[Figure data in JSON]
__________

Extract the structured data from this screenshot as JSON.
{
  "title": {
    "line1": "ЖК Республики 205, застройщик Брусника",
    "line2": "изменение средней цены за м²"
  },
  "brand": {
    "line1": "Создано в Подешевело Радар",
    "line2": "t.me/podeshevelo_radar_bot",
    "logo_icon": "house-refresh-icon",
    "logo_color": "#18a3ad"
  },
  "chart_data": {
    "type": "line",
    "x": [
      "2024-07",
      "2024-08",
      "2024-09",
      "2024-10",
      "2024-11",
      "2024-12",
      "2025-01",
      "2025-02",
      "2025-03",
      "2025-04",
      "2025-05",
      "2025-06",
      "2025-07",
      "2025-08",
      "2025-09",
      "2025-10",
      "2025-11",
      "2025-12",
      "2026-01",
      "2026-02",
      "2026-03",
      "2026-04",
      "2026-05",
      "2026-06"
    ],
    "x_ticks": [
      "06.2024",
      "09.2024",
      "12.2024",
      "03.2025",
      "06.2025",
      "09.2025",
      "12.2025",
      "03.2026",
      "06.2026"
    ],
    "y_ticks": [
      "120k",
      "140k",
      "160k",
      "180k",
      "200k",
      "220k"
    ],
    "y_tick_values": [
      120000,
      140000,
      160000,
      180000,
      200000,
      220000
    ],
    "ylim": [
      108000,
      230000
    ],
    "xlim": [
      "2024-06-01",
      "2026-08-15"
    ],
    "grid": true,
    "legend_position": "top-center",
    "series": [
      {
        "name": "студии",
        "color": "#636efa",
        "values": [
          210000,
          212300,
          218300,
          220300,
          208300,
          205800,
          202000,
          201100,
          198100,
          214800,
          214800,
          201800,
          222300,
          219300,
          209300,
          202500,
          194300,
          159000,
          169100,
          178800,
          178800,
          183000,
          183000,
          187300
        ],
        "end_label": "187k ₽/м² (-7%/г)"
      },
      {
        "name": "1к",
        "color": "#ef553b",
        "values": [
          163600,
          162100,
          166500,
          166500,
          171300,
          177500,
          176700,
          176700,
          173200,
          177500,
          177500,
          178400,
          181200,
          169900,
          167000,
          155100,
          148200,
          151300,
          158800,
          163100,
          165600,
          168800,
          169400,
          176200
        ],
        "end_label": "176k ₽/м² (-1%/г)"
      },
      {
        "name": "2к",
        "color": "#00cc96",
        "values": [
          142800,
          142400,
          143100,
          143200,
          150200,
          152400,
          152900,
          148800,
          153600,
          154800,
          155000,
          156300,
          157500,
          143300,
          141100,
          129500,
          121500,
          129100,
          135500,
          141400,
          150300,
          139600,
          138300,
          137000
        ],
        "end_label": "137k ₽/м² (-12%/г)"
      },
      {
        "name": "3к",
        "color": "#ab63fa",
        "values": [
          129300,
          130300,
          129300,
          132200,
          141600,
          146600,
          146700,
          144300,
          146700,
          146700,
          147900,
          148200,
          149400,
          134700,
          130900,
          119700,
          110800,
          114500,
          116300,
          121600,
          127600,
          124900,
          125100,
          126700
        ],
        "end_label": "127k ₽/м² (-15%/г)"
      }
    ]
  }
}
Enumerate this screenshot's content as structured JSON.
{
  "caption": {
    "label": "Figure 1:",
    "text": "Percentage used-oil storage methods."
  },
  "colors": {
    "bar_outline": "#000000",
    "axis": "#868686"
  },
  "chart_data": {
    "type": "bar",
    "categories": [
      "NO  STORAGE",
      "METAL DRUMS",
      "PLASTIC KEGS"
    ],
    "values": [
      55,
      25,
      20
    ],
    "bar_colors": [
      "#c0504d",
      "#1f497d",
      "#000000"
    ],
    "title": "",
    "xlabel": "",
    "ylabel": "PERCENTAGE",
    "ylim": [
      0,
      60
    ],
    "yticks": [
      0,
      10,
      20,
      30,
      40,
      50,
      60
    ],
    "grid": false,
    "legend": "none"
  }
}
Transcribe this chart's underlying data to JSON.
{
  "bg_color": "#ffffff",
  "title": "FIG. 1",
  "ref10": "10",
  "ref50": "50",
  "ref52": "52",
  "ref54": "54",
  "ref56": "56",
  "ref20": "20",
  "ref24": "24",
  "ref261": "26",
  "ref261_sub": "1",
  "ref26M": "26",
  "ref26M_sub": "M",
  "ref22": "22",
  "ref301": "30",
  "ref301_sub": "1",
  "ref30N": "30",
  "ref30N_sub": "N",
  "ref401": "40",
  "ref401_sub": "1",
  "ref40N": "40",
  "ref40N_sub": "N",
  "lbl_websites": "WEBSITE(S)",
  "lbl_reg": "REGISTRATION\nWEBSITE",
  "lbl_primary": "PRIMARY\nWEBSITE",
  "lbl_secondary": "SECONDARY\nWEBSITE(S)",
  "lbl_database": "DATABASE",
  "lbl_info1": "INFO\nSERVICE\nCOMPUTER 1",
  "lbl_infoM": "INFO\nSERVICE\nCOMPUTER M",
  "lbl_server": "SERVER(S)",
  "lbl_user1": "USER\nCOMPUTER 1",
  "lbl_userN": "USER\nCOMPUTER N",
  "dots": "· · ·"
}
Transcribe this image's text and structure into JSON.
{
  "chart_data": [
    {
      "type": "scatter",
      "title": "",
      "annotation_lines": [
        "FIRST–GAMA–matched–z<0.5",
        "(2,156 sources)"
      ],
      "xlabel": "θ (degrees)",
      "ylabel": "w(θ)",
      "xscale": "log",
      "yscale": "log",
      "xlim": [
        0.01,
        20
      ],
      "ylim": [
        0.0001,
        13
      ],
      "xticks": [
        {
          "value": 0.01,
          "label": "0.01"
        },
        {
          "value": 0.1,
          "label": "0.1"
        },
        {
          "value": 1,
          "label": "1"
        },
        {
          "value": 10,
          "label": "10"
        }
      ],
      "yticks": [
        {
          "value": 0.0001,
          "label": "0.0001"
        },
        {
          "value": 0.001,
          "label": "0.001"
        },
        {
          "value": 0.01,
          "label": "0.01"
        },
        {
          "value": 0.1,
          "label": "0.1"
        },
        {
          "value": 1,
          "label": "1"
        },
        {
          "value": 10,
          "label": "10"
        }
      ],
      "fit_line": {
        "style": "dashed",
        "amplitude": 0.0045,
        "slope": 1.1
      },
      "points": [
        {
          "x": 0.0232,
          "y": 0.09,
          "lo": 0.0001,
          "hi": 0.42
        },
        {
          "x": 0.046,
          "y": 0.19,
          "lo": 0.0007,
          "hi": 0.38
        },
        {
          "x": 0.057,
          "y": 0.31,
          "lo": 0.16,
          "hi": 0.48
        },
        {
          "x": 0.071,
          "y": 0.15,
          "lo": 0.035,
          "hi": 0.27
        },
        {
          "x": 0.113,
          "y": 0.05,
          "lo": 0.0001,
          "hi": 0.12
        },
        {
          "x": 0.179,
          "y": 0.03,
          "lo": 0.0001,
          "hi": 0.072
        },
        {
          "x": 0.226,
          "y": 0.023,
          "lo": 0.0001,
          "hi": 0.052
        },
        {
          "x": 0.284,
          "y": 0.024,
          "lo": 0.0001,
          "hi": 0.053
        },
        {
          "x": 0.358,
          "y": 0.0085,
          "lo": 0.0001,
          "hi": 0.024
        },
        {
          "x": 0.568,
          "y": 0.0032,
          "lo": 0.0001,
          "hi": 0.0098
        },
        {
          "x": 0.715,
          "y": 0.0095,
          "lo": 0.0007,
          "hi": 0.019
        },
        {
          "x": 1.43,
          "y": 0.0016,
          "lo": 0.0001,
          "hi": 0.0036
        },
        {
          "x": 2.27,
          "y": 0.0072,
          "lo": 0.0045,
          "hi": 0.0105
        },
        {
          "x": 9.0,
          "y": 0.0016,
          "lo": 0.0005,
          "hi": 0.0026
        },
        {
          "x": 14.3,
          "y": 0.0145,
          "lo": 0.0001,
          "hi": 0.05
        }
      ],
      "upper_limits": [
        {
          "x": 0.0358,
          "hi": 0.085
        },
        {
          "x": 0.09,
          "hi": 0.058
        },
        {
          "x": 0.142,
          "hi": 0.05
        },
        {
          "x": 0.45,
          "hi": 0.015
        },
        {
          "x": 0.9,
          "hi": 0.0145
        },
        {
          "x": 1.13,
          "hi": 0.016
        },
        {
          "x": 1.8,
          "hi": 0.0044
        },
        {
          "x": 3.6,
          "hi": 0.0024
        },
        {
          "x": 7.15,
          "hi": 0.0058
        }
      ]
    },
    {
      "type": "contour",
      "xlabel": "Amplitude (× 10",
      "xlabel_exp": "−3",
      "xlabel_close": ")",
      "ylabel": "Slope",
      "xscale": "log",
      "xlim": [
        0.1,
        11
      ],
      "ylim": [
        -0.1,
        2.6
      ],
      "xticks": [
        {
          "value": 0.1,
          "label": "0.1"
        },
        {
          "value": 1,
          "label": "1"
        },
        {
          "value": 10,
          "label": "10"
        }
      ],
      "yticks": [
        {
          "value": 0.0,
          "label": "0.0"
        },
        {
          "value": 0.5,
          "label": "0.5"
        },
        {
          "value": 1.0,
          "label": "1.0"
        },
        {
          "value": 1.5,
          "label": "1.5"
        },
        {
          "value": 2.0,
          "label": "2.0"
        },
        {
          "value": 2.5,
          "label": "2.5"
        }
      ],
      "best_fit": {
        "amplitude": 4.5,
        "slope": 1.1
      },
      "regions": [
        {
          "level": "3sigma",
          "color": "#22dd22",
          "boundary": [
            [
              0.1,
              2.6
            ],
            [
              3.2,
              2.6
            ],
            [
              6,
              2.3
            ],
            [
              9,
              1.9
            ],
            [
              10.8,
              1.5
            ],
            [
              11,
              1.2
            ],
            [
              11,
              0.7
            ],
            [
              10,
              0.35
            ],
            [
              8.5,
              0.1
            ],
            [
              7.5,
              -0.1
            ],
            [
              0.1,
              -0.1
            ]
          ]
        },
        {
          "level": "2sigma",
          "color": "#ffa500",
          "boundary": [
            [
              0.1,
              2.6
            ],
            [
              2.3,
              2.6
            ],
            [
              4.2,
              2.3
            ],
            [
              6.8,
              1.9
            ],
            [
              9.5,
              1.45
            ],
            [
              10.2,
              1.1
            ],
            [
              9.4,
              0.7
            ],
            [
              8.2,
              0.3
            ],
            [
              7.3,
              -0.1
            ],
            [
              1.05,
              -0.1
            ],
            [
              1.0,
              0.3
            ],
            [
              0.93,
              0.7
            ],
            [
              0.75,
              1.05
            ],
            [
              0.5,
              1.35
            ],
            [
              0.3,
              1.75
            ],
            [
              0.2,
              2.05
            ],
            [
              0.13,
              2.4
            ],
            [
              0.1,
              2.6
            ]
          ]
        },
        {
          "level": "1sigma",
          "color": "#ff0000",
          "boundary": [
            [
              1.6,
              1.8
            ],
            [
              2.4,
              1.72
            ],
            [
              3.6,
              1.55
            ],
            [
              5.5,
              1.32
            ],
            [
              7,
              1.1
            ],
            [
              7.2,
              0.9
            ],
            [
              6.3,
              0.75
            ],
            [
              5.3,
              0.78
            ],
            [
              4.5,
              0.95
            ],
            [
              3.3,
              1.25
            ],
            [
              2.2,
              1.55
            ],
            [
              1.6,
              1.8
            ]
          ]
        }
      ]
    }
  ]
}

__________

Locate the lines above that contain "screenshot" and copy them.

Extract the structured data from this screenshot as JSON.
Enumerate this screenshot's content as structured JSON.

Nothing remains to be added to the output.